Search the material below for the word "inpatients" and copy every line in which it occurs.

Information:
==================================================
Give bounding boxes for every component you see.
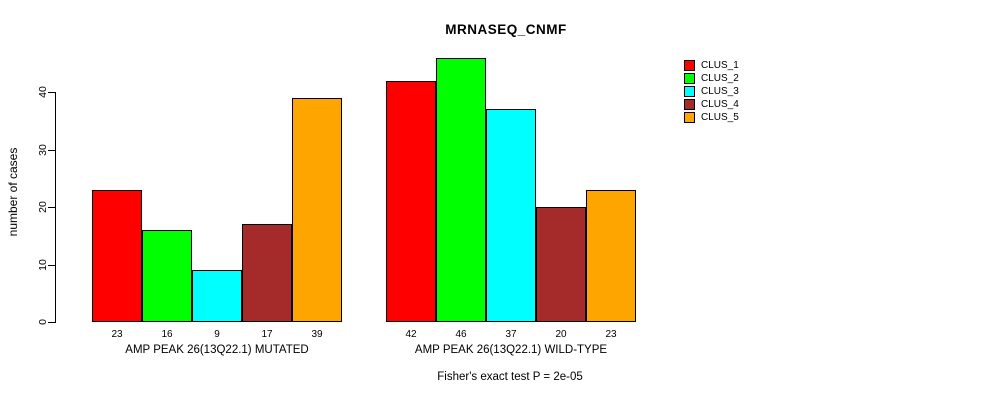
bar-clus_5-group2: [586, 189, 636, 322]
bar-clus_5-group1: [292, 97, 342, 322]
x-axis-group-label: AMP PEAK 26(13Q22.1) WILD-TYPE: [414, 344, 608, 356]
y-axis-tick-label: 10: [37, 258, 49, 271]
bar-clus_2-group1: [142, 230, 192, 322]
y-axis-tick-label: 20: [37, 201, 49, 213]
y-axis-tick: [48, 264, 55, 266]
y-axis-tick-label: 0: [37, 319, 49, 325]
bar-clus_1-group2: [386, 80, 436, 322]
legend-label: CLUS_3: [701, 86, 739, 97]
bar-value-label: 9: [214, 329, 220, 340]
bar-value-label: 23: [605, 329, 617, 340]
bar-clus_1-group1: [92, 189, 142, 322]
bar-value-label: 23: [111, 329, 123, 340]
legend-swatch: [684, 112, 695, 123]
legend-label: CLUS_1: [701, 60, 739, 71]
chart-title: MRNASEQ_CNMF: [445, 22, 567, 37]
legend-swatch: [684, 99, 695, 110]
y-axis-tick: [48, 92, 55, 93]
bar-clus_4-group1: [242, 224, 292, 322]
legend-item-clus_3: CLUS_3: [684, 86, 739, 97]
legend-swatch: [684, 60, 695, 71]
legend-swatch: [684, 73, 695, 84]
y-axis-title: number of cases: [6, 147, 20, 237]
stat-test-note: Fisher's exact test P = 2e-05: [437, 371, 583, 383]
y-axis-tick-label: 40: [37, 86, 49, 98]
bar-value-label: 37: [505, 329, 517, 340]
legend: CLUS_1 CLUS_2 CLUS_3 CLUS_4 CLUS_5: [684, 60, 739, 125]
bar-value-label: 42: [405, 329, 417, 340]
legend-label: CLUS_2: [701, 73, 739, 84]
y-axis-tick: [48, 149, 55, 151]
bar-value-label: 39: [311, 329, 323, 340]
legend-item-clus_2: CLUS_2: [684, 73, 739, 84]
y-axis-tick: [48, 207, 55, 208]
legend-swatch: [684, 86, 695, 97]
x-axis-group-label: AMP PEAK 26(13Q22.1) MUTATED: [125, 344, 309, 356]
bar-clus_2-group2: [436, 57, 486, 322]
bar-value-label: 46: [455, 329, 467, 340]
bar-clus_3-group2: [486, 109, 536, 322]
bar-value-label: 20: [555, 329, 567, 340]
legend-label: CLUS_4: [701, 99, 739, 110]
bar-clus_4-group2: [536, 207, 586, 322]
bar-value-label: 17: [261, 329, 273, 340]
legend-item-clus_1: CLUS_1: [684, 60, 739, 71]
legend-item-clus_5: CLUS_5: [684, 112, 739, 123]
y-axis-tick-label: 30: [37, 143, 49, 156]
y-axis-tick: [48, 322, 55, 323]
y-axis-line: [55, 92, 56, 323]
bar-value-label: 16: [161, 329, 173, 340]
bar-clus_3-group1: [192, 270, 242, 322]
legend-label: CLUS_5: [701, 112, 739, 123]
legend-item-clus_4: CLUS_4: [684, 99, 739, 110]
==================================================
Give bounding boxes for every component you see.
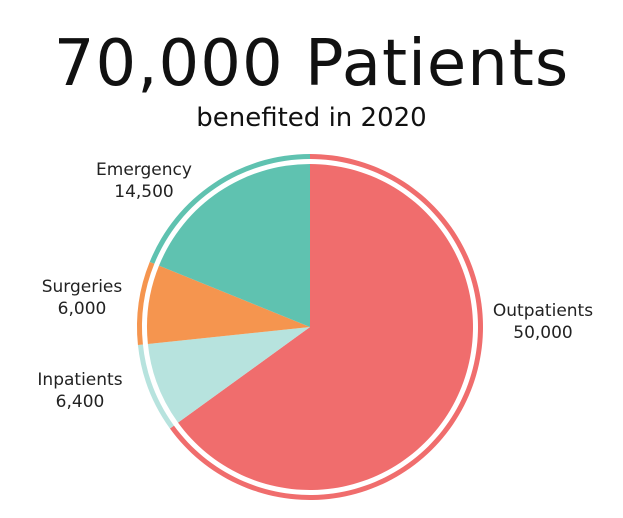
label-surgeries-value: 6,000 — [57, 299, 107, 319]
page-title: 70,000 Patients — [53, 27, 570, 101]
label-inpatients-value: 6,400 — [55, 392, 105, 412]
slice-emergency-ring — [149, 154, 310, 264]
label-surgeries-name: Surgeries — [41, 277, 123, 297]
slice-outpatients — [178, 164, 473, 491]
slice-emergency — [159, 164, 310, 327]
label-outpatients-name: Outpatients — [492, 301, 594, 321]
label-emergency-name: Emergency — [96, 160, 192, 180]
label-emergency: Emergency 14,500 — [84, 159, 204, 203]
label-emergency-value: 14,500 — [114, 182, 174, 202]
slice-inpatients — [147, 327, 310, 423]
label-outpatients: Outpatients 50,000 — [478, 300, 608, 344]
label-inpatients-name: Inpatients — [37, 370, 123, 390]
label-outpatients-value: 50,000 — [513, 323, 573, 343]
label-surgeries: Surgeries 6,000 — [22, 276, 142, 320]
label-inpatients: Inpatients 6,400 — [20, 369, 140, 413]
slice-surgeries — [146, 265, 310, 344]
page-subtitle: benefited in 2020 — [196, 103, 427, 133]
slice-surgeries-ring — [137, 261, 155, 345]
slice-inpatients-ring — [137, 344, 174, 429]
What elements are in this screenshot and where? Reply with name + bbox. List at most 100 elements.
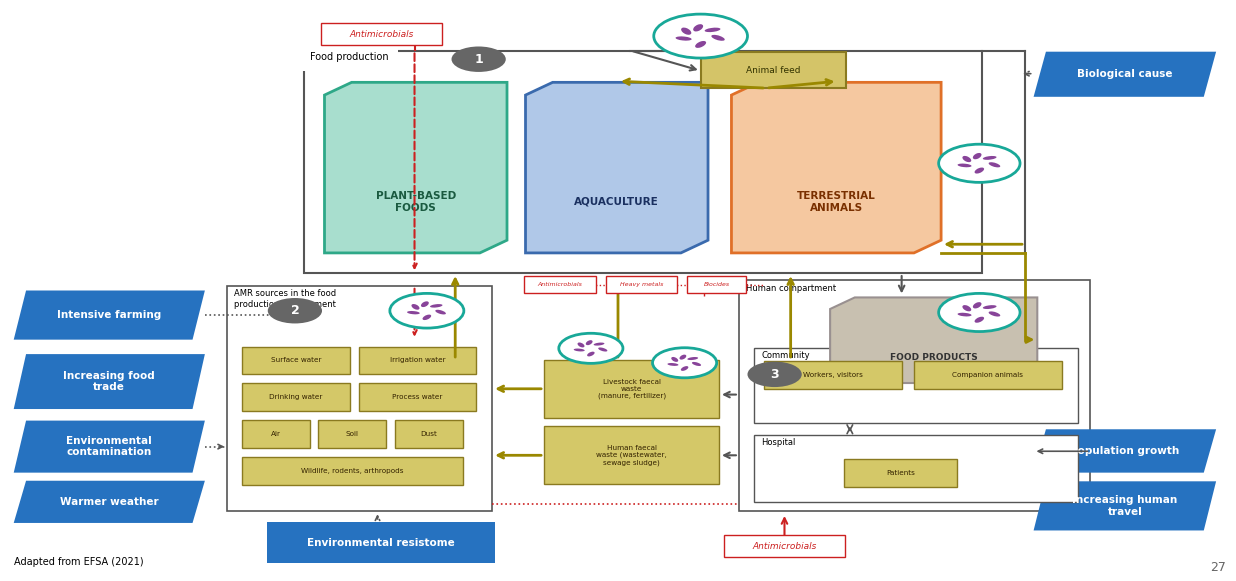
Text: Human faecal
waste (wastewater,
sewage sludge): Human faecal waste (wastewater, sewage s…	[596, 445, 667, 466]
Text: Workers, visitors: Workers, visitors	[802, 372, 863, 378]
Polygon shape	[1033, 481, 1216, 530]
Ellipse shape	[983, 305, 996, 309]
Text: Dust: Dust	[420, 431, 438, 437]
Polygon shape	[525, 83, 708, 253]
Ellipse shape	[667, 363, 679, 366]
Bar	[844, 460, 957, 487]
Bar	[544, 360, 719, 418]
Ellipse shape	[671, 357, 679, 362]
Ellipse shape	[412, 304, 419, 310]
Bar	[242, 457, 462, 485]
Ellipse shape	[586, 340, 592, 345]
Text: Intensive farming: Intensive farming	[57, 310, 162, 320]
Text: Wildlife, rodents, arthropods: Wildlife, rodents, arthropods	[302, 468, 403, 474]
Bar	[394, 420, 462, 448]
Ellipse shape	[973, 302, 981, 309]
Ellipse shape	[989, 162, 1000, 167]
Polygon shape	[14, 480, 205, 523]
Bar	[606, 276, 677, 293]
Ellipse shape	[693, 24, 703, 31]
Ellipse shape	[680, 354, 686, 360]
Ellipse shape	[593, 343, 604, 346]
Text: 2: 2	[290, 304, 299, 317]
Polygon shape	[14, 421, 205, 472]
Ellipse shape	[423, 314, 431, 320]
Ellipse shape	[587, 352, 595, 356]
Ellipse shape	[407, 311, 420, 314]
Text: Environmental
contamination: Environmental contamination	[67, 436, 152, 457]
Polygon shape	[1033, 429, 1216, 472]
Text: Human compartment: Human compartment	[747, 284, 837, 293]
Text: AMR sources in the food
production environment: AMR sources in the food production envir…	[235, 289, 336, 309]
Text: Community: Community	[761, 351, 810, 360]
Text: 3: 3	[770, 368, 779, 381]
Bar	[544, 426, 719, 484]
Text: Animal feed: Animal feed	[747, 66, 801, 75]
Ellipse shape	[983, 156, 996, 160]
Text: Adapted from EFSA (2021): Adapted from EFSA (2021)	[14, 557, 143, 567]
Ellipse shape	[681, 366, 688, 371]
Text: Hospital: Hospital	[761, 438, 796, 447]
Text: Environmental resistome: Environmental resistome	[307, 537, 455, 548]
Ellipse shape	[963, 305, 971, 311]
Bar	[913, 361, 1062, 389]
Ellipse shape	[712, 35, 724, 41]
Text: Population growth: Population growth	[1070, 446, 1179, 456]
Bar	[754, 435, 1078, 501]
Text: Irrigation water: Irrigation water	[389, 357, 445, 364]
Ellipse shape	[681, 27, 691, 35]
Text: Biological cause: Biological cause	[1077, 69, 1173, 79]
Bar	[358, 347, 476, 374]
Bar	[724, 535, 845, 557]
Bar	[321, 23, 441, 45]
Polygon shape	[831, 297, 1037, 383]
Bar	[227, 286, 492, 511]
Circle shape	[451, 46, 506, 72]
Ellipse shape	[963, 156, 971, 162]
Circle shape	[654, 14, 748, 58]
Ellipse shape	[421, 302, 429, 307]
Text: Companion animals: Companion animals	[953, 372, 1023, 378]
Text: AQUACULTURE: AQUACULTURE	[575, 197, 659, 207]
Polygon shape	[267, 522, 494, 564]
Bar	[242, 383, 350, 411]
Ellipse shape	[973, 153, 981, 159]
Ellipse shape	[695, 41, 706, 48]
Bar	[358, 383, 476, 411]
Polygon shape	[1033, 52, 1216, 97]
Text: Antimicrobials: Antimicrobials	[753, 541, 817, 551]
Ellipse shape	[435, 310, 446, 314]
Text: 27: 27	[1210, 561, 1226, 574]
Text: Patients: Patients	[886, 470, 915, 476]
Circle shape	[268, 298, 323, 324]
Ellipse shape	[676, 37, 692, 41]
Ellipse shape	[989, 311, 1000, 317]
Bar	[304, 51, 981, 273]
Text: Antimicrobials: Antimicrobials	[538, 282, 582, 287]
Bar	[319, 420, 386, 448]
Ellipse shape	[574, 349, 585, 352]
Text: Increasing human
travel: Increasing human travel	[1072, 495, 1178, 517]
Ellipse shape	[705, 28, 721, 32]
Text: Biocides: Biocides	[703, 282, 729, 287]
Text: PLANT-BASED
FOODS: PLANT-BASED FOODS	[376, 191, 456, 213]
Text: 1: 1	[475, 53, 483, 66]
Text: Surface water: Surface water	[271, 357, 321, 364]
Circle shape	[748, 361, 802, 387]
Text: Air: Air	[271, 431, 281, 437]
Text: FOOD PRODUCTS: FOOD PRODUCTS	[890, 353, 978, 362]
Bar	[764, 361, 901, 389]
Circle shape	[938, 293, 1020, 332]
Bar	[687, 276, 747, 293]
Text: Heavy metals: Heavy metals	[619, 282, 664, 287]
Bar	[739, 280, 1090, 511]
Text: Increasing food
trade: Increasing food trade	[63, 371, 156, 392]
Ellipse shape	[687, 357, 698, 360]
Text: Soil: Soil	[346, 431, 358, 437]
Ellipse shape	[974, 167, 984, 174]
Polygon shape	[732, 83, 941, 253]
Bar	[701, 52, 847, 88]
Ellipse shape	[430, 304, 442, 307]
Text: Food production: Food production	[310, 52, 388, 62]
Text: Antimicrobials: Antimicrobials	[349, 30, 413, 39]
==================================================
Response for this exercise:
label-inpatients-value: 6,400 — [55, 392, 105, 412]
slice-inpatients — [147, 327, 310, 423]
label-inpatients-name: Inpatients — [37, 370, 123, 390]
label-inpatients: Inpatients 6,400 — [20, 369, 140, 413]
slice-inpatients-ring — [137, 344, 174, 429]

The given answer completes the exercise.